**STATED EXERCISE**
Entries follow. Set all of them down as they stand.

........

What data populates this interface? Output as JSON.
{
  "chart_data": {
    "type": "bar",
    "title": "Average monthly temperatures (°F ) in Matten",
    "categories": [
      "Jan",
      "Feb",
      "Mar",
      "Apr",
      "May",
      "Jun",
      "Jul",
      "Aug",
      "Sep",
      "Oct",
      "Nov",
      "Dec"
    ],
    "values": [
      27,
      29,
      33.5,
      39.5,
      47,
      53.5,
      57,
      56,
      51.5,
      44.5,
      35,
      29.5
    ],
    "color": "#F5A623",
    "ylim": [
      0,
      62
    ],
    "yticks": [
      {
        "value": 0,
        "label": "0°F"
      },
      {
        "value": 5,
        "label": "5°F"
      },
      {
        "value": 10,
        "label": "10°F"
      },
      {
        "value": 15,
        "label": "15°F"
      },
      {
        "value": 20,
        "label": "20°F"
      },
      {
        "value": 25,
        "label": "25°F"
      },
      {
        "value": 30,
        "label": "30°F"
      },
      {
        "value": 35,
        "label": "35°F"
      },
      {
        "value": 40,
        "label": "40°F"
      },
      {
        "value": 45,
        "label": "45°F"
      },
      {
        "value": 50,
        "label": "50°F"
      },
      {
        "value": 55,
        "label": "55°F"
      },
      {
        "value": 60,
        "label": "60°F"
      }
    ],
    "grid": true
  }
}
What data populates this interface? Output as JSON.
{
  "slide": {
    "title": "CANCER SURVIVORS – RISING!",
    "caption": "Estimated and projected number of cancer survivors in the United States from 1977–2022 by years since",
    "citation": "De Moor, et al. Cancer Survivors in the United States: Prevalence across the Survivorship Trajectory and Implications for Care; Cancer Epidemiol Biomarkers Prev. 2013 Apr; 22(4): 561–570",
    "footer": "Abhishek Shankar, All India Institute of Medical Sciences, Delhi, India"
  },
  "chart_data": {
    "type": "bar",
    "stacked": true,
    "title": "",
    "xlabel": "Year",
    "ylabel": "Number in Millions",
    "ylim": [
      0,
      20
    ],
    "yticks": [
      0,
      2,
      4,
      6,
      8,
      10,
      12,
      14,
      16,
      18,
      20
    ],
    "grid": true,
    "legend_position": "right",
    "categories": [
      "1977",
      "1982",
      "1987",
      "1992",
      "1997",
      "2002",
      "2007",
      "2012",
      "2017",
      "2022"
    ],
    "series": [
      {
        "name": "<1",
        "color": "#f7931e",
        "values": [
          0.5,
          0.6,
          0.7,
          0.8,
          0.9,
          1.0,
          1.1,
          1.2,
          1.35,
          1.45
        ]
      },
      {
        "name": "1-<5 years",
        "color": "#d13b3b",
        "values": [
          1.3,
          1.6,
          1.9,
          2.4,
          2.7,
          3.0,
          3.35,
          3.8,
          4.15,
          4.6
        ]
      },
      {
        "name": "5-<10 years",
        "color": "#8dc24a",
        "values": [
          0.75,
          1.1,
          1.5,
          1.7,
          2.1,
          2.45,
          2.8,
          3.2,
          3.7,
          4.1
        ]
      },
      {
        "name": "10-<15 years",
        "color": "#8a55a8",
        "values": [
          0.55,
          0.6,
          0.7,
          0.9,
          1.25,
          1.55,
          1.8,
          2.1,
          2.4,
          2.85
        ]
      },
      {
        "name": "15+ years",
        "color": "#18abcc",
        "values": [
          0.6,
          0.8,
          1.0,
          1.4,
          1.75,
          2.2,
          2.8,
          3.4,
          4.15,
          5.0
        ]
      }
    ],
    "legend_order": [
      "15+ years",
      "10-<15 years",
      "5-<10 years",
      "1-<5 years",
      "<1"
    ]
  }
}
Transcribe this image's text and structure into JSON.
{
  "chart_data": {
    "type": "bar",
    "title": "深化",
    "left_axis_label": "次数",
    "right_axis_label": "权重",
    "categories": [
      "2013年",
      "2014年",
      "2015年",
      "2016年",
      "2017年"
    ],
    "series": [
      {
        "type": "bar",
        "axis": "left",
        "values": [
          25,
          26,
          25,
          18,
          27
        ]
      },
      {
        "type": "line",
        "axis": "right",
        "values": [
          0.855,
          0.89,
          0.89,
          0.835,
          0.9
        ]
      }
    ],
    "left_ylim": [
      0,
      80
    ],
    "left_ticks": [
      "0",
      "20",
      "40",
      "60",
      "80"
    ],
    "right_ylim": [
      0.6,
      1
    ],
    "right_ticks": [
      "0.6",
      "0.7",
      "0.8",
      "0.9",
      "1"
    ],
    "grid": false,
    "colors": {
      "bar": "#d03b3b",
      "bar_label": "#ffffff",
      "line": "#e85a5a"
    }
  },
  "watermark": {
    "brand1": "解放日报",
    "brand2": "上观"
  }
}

........

**SOLUTION FOR THIS TASK**
What data populates this interface? Output as JSON.
{
  "chart_data": {
    "type": "bar",
    "title": "Average monthly temperatures (°F ) in Matten",
    "categories": [
      "Jan",
      "Feb",
      "Mar",
      "Apr",
      "May",
      "Jun",
      "Jul",
      "Aug",
      "Sep",
      "Oct",
      "Nov",
      "Dec"
    ],
    "values": [
      27,
      29,
      33.5,
      39.5,
      47,
      53.5,
      57,
      56,
      51.5,
      44.5,
      35,
      29.5
    ],
    "color": "#F5A623",
    "ylim": [
      0,
      62
    ],
    "yticks": [
      {
        "value": 0,
        "label": "0°F"
      },
      {
        "value": 5,
        "label": "5°F"
      },
      {
        "value": 10,
        "label": "10°F"
      },
      {
        "value": 15,
        "label": "15°F"
      },
      {
        "value": 20,
        "label": "20°F"
      },
      {
        "value": 25,
        "label": "25°F"
      },
      {
        "value": 30,
        "label": "30°F"
      },
      {
        "value": 35,
        "label": "35°F"
      },
      {
        "value": 40,
        "label": "40°F"
      },
      {
        "value": 45,
        "label": "45°F"
      },
      {
        "value": 50,
        "label": "50°F"
      },
      {
        "value": 55,
        "label": "55°F"
      },
      {
        "value": 60,
        "label": "60°F"
      }
    ],
    "grid": true
  }
}
What data populates this interface? Output as JSON.
{
  "slide": {
    "title": "CANCER SURVIVORS – RISING!",
    "caption": "Estimated and projected number of cancer survivors in the United States from 1977–2022 by years since",
    "citation": "De Moor, et al. Cancer Survivors in the United States: Prevalence across the Survivorship Trajectory and Implications for Care; Cancer Epidemiol Biomarkers Prev. 2013 Apr; 22(4): 561–570",
    "footer": "Abhishek Shankar, All India Institute of Medical Sciences, Delhi, India"
  },
  "chart_data": {
    "type": "bar",
    "stacked": true,
    "title": "",
    "xlabel": "Year",
    "ylabel": "Number in Millions",
    "ylim": [
      0,
      20
    ],
    "yticks": [
      0,
      2,
      4,
      6,
      8,
      10,
      12,
      14,
      16,
      18,
      20
    ],
    "grid": true,
    "legend_position": "right",
    "categories": [
      "1977",
      "1982",
      "1987",
      "1992",
      "1997",
      "2002",
      "2007",
      "2012",
      "2017",
      "2022"
    ],
    "series": [
      {
        "name": "<1",
        "color": "#f7931e",
        "values": [
          0.5,
          0.6,
          0.7,
          0.8,
          0.9,
          1.0,
          1.1,
          1.2,
          1.35,
          1.45
        ]
      },
      {
        "name": "1-<5 years",
        "color": "#d13b3b",
        "values": [
          1.3,
          1.6,
          1.9,
          2.4,
          2.7,
          3.0,
          3.35,
          3.8,
          4.15,
          4.6
        ]
      },
      {
        "name": "5-<10 years",
        "color": "#8dc24a",
        "values": [
          0.75,
          1.1,
          1.5,
          1.7,
          2.1,
          2.45,
          2.8,
          3.2,
          3.7,
          4.1
        ]
      },
      {
        "name": "10-<15 years",
        "color": "#8a55a8",
        "values": [
          0.55,
          0.6,
          0.7,
          0.9,
          1.25,
          1.55,
          1.8,
          2.1,
          2.4,
          2.85
        ]
      },
      {
        "name": "15+ years",
        "color": "#18abcc",
        "values": [
          0.6,
          0.8,
          1.0,
          1.4,
          1.75,
          2.2,
          2.8,
          3.4,
          4.15,
          5.0
        ]
      }
    ],
    "legend_order": [
      "15+ years",
      "10-<15 years",
      "5-<10 years",
      "1-<5 years",
      "<1"
    ]
  }
}
Transcribe this image's text and structure into JSON.
{
  "chart_data": {
    "type": "bar",
    "title": "深化",
    "left_axis_label": "次数",
    "right_axis_label": "权重",
    "categories": [
      "2013年",
      "2014年",
      "2015年",
      "2016年",
      "2017年"
    ],
    "series": [
      {
        "type": "bar",
        "axis": "left",
        "values": [
          25,
          26,
          25,
          18,
          27
        ]
      },
      {
        "type": "line",
        "axis": "right",
        "values": [
          0.855,
          0.89,
          0.89,
          0.835,
          0.9
        ]
      }
    ],
    "left_ylim": [
      0,
      80
    ],
    "left_ticks": [
      "0",
      "20",
      "40",
      "60",
      "80"
    ],
    "right_ylim": [
      0.6,
      1
    ],
    "right_ticks": [
      "0.6",
      "0.7",
      "0.8",
      "0.9",
      "1"
    ],
    "grid": false,
    "colors": {
      "bar": "#d03b3b",
      "bar_label": "#ffffff",
      "line": "#e85a5a"
    }
  },
  "watermark": {
    "brand1": "解放日报",
    "brand2": "上观"
  }
}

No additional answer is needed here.